══ Records supplied

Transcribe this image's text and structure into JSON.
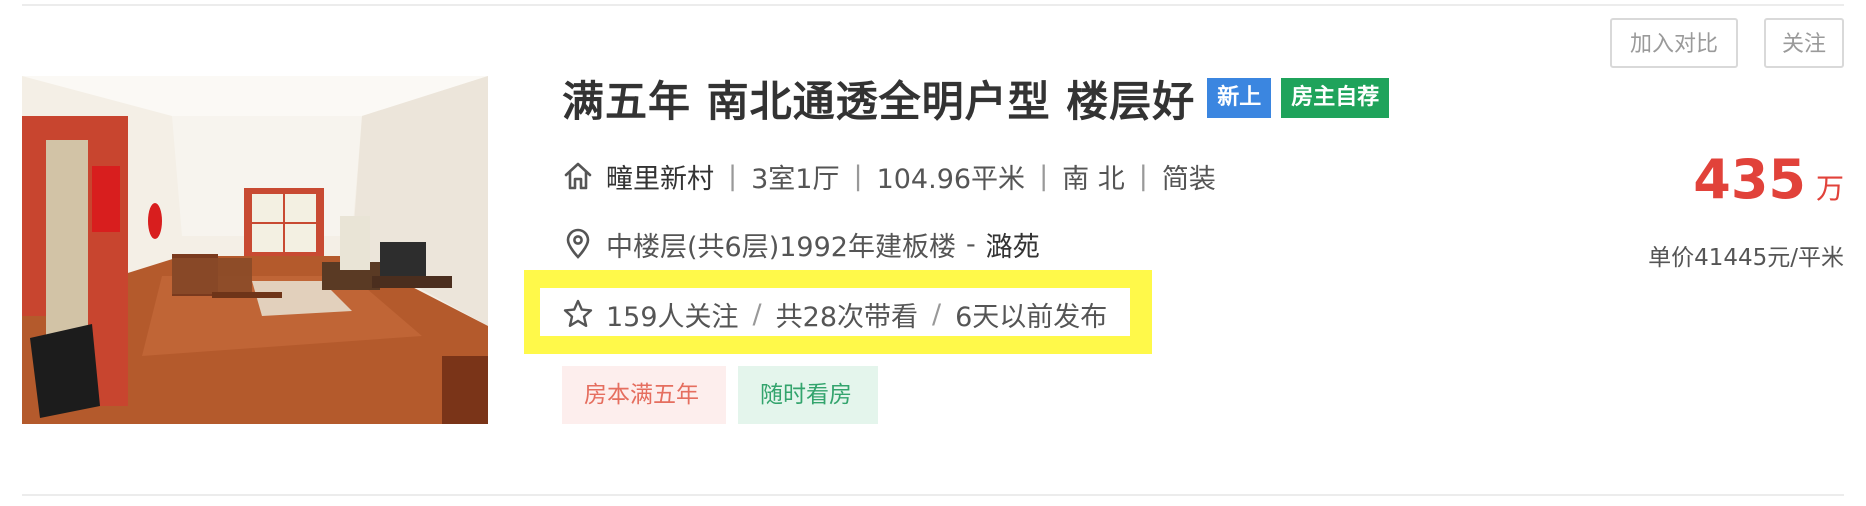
{
  "listing": {
    "title": "满五年 南北通透全明户型 楼层好",
    "badges": {
      "new": "新上",
      "owner": "房主自荐"
    },
    "info": {
      "community": "疃里新村",
      "layout": "3室1厅",
      "area": "104.96平米",
      "orientation": "南 北",
      "decoration": "简装",
      "separator": "|"
    },
    "position": {
      "floor_year": "中楼层(共6层)1992年建板楼",
      "dash": "-",
      "district": "潞苑"
    },
    "follow": {
      "followers": "159人关注",
      "visits": "共28次带看",
      "published": "6天以前发布",
      "separator": "/"
    },
    "tags": [
      "房本满五年",
      "随时看房"
    ],
    "price": {
      "total": "435",
      "unit": "万",
      "unit_price": "单价41445元/平米"
    },
    "actions": {
      "compare": "加入对比",
      "follow": "关注"
    }
  },
  "colors": {
    "price": "#e1423a",
    "badge_new": "#3b86e0",
    "badge_owner": "#1fa35b",
    "highlight": "#fff94a",
    "tag_years_text": "#e56e5f",
    "tag_years_bg": "#fdeeed",
    "tag_anytime_text": "#33a46d",
    "tag_anytime_bg": "#e4f5ec"
  },
  "icons": {
    "community": "house-icon",
    "location": "location-pin-icon",
    "follow": "star-icon"
  }
}
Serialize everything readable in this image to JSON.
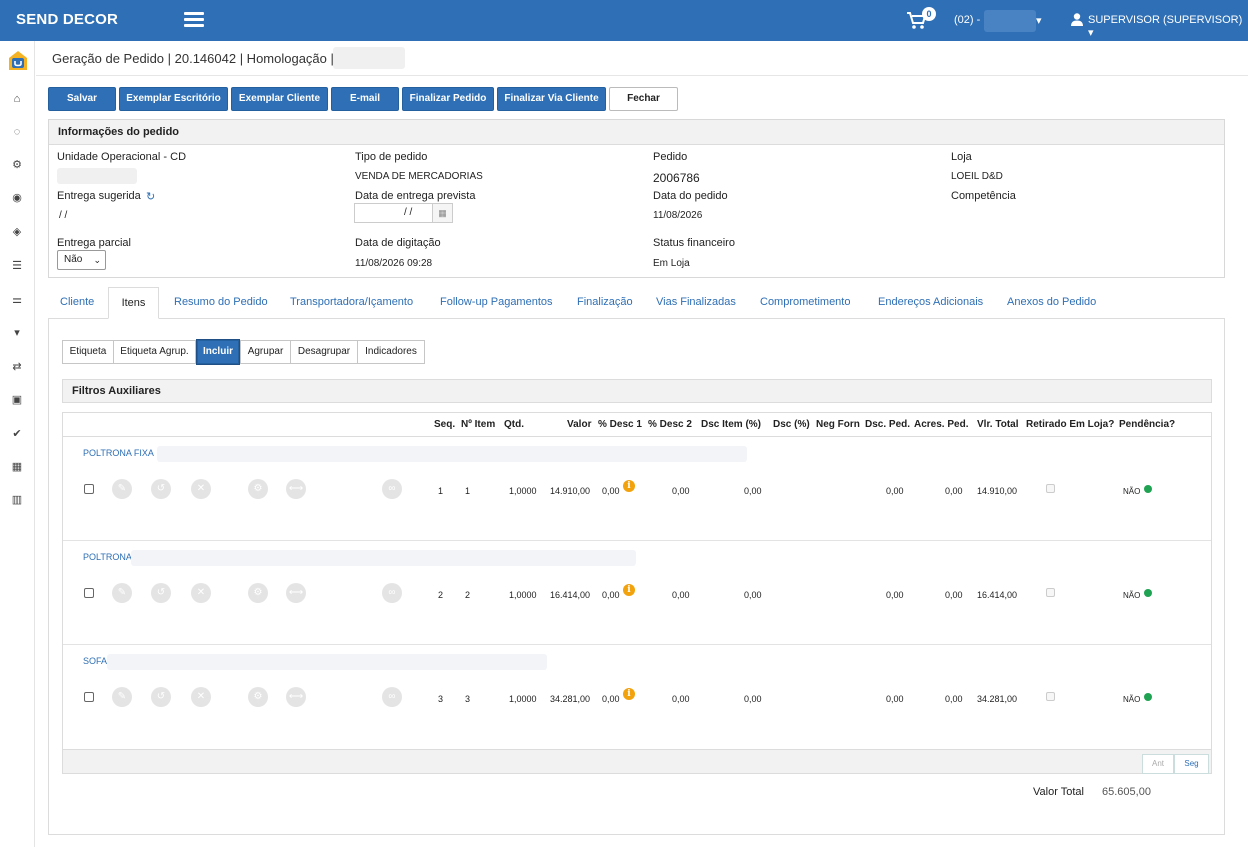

════

Short task: Collect, from the material above, every line containing the word "JSON".

Answer to the task:
Transcribe this image's text and structure into JSON.
Serialize everything readable in this image to JSON.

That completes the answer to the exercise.